Copy the lines of each item below verbatim.
Start of Provided entries
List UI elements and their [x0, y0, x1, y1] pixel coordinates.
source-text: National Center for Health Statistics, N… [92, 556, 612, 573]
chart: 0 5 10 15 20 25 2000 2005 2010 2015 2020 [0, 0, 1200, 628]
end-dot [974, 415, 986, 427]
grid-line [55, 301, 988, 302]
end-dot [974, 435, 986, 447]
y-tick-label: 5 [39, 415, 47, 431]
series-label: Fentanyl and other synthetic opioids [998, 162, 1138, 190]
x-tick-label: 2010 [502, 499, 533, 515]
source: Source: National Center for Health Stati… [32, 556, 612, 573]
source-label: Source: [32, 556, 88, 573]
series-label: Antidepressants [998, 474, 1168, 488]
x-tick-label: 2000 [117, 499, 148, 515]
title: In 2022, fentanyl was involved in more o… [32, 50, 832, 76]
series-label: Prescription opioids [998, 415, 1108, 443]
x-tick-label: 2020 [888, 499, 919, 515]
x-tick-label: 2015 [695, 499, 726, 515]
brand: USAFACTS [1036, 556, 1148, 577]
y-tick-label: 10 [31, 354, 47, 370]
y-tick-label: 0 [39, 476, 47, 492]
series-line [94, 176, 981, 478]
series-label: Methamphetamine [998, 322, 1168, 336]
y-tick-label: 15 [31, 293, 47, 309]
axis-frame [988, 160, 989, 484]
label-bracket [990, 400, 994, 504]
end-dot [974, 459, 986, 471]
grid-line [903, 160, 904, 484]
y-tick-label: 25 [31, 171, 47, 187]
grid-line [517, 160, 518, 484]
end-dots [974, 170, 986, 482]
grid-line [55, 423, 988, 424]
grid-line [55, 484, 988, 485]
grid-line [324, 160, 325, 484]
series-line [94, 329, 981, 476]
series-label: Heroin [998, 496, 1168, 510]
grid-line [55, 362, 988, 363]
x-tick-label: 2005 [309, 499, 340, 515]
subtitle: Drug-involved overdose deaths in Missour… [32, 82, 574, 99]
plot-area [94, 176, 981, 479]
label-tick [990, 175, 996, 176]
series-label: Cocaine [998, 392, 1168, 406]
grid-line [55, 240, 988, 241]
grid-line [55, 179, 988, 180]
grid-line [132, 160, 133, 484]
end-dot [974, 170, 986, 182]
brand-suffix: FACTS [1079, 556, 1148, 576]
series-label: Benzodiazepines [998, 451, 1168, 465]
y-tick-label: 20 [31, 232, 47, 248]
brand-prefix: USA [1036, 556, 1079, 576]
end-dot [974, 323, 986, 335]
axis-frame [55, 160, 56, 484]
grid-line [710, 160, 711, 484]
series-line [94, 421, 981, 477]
End of Provided entries
## Complete response:
List UI elements and their [x0, y0, x1, y1] pixel coordinates.
source-text: National Center for Health Statistics, N… [92, 556, 612, 573]
chart: 0 5 10 15 20 25 2000 2005 2010 2015 2020 [0, 0, 1200, 628]
end-dot [974, 415, 986, 427]
grid-line [55, 301, 988, 302]
end-dot [974, 435, 986, 447]
y-tick-label: 5 [39, 415, 47, 431]
series-label: Fentanyl and other synthetic opioids [998, 162, 1138, 190]
x-tick-label: 2010 [502, 499, 533, 515]
source: Source: National Center for Health Stati… [32, 556, 612, 573]
source-label: Source: [32, 556, 88, 573]
series-label: Antidepressants [998, 474, 1168, 488]
x-tick-label: 2000 [117, 499, 148, 515]
title: In 2022, fentanyl was involved in more o… [32, 50, 832, 76]
series-label: Prescription opioids [998, 415, 1108, 443]
x-tick-label: 2020 [888, 499, 919, 515]
x-tick-label: 2015 [695, 499, 726, 515]
brand: USAFACTS [1036, 556, 1148, 577]
y-tick-label: 10 [31, 354, 47, 370]
y-tick-label: 0 [39, 476, 47, 492]
series-line [94, 176, 981, 478]
series-label: Methamphetamine [998, 322, 1168, 336]
y-tick-label: 15 [31, 293, 47, 309]
axis-frame [988, 160, 989, 484]
label-bracket [990, 400, 994, 504]
end-dot [974, 459, 986, 471]
grid-line [903, 160, 904, 484]
y-tick-label: 25 [31, 171, 47, 187]
grid-line [517, 160, 518, 484]
end-dots [974, 170, 986, 482]
grid-line [55, 423, 988, 424]
grid-line [55, 484, 988, 485]
grid-line [324, 160, 325, 484]
series-line [94, 329, 981, 476]
series-label: Heroin [998, 496, 1168, 510]
grid-line [55, 362, 988, 363]
x-tick-label: 2005 [309, 499, 340, 515]
subtitle: Drug-involved overdose deaths in Missour… [32, 82, 574, 99]
plot-area [94, 176, 981, 479]
label-tick [990, 175, 996, 176]
series-label: Cocaine [998, 392, 1168, 406]
grid-line [55, 240, 988, 241]
grid-line [55, 179, 988, 180]
grid-line [132, 160, 133, 484]
end-dot [974, 170, 986, 182]
brand-suffix: FACTS [1079, 556, 1148, 576]
series-label: Benzodiazepines [998, 451, 1168, 465]
y-tick-label: 20 [31, 232, 47, 248]
brand-prefix: USA [1036, 556, 1079, 576]
end-dot [974, 323, 986, 335]
axis-frame [55, 160, 56, 484]
grid-line [710, 160, 711, 484]
series-line [94, 421, 981, 477]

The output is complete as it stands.